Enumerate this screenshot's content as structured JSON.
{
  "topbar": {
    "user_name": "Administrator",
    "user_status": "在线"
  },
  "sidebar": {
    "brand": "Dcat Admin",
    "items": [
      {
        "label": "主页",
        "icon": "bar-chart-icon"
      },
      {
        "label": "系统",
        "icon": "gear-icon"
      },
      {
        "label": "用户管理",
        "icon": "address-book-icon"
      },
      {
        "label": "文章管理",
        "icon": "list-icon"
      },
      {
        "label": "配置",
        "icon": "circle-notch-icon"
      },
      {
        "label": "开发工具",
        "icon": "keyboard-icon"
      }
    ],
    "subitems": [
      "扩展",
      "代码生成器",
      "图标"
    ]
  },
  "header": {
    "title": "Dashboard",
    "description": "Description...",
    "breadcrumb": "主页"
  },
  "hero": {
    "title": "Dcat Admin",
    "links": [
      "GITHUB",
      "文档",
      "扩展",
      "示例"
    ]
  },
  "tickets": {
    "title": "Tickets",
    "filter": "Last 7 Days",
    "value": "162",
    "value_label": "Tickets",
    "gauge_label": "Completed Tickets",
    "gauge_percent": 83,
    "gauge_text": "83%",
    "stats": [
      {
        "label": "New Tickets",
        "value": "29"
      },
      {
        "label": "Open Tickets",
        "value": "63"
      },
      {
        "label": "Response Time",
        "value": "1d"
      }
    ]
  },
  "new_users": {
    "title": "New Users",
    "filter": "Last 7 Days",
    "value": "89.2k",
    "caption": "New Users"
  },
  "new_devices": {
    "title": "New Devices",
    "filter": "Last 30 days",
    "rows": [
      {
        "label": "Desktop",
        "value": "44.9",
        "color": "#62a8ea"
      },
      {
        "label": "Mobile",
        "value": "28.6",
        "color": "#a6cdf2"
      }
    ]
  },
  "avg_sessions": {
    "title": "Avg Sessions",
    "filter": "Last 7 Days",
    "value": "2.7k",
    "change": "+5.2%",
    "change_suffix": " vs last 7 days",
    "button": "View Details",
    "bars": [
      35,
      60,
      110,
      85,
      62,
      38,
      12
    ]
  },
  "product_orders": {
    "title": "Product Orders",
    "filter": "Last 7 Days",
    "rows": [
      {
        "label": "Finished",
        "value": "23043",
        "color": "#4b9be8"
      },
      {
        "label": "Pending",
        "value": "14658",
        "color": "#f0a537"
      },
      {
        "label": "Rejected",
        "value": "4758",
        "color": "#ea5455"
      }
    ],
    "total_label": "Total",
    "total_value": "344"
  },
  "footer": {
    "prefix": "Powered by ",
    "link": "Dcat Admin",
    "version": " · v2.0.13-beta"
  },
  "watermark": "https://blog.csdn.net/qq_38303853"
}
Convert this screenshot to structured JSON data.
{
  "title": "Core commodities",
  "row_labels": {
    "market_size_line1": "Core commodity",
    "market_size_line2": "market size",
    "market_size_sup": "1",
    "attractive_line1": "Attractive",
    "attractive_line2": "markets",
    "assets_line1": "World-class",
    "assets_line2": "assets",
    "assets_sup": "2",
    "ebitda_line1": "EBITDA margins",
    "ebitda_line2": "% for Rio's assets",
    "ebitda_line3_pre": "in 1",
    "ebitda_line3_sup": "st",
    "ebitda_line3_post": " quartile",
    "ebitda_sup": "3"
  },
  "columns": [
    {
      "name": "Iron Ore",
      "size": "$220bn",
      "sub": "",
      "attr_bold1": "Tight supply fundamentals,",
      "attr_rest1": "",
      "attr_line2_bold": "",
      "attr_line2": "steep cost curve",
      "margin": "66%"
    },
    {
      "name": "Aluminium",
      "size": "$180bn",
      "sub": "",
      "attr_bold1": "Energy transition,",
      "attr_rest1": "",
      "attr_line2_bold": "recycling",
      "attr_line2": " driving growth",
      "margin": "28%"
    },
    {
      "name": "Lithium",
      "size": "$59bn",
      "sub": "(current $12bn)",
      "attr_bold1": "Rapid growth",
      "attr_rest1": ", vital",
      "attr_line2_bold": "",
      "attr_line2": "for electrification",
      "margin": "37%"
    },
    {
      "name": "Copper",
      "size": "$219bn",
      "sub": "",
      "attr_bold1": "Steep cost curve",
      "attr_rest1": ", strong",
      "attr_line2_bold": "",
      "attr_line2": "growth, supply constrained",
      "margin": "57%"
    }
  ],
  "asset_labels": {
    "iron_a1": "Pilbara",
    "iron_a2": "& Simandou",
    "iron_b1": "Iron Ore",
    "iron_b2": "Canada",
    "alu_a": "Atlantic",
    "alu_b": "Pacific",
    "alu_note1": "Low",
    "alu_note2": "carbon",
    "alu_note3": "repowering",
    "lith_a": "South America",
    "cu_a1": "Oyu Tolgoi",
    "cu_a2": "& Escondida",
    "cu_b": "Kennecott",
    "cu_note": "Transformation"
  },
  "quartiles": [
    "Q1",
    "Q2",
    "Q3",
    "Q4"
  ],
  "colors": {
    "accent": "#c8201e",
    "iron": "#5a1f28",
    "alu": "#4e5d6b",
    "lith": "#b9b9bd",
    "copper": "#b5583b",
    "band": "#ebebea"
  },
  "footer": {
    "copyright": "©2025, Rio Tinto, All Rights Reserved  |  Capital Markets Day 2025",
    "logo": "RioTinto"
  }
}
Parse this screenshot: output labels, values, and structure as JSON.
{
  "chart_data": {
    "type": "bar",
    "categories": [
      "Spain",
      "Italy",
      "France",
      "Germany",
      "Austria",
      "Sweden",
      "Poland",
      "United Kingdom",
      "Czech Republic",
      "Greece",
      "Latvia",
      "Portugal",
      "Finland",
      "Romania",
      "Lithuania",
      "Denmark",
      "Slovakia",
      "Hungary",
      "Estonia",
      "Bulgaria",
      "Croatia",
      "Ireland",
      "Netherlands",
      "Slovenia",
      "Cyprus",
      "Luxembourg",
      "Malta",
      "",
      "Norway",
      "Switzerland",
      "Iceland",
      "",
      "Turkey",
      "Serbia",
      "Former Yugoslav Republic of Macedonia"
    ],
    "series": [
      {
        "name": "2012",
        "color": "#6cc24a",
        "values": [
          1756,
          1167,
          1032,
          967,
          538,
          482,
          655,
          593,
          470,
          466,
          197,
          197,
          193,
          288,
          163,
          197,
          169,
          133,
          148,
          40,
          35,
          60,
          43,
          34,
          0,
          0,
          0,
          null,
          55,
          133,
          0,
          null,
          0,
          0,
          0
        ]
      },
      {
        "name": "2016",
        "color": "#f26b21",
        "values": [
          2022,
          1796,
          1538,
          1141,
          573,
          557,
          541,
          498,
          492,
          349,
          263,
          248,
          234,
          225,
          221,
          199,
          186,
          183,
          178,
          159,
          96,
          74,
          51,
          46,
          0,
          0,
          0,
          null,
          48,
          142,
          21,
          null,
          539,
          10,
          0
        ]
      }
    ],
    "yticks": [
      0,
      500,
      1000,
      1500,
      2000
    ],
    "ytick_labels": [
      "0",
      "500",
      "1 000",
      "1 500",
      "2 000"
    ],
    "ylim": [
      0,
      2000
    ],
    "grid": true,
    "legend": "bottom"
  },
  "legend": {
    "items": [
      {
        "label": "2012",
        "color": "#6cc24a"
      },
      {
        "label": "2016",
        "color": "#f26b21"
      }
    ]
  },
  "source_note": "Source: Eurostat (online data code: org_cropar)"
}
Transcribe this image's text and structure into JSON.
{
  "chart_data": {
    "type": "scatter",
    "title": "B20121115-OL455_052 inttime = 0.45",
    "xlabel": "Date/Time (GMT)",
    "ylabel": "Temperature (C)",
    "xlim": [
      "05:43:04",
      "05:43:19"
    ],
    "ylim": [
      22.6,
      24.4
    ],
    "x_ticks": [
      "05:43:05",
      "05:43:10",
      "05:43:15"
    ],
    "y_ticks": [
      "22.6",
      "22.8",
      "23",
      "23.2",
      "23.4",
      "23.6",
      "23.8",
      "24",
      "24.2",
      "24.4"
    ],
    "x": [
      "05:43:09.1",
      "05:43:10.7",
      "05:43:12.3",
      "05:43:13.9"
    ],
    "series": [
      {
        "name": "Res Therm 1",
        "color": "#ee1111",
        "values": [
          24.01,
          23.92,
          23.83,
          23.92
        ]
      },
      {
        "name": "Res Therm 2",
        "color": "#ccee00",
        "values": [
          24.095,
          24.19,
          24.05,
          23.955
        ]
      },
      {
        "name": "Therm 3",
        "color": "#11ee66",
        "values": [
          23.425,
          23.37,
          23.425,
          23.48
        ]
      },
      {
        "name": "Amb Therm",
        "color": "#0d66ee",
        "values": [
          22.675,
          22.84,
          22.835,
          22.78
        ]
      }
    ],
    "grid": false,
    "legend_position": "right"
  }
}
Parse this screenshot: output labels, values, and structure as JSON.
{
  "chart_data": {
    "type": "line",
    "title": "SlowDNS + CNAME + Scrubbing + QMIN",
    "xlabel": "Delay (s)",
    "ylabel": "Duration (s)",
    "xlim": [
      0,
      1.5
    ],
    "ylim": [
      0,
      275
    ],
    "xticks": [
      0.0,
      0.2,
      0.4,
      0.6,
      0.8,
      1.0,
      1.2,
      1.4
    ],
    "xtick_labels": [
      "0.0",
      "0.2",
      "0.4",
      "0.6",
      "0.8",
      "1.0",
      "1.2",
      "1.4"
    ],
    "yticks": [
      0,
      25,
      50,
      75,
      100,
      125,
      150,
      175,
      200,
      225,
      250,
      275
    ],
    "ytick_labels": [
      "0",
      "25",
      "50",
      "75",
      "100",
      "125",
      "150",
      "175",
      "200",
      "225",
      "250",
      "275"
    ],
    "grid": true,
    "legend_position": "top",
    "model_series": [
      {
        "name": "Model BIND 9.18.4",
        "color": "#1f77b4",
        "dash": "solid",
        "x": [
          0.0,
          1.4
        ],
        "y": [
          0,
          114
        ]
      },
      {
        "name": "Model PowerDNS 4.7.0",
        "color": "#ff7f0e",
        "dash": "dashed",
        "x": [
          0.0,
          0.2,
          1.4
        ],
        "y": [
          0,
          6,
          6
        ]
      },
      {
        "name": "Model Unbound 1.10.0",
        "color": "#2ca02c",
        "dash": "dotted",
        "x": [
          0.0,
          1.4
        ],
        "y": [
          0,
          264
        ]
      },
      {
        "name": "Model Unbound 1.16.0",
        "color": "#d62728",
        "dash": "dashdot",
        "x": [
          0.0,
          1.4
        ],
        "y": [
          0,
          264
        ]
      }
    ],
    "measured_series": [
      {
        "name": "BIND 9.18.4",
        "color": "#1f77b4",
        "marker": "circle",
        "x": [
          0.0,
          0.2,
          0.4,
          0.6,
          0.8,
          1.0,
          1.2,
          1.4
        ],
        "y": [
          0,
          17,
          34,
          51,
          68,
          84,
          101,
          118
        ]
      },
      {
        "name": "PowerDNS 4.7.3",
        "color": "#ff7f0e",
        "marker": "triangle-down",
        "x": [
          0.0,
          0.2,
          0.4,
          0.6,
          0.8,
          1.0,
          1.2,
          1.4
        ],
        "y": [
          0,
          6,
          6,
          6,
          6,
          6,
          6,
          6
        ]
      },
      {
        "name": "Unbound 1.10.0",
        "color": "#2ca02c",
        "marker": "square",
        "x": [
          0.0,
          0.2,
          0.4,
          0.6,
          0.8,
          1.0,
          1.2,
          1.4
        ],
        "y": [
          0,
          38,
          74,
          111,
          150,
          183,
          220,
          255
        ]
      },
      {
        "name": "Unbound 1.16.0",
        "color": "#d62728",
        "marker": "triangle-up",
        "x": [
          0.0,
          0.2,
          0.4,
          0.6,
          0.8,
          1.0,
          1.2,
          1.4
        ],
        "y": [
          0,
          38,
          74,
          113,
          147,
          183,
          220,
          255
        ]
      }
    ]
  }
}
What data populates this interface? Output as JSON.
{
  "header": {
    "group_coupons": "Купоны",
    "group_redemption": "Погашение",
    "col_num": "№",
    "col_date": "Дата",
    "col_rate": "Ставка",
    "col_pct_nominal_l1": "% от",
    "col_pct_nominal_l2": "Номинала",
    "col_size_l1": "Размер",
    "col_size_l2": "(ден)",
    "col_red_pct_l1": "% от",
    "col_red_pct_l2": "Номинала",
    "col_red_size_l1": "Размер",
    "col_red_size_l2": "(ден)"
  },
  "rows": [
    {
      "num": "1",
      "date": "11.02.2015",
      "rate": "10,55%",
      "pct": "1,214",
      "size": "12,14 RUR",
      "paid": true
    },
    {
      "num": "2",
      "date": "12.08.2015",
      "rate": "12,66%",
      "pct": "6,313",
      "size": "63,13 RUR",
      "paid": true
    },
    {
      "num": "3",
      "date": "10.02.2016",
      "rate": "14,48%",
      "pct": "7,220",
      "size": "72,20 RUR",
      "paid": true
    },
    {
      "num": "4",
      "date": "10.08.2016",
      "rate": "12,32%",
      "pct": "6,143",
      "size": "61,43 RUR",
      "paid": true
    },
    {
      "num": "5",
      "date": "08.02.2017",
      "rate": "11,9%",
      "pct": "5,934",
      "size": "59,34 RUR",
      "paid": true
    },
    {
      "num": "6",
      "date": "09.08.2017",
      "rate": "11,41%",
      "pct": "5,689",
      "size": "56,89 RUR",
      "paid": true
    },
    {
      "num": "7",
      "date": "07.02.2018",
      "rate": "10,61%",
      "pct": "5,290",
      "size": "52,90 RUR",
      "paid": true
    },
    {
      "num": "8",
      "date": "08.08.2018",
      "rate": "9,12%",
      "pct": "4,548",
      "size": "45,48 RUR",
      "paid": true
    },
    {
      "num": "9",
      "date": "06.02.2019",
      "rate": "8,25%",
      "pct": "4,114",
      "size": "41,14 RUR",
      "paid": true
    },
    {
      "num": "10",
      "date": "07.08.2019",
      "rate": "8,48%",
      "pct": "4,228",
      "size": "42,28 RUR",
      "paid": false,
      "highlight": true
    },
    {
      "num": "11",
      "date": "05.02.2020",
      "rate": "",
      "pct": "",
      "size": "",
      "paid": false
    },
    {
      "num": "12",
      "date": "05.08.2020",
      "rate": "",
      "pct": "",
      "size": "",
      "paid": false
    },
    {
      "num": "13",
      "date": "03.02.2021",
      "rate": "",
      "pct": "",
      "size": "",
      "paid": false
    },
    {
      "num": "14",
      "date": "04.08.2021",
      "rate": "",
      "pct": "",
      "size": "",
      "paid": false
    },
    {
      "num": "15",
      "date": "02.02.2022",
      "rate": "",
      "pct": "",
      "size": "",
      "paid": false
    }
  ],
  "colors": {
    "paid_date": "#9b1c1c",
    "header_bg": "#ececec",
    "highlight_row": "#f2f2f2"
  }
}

■ ■ ■ ■

WORK INSTRUCTIONS:
Of all the lines in the material above, how many contain the word "curve"? Give only the count.

FINAL ANSWER:
2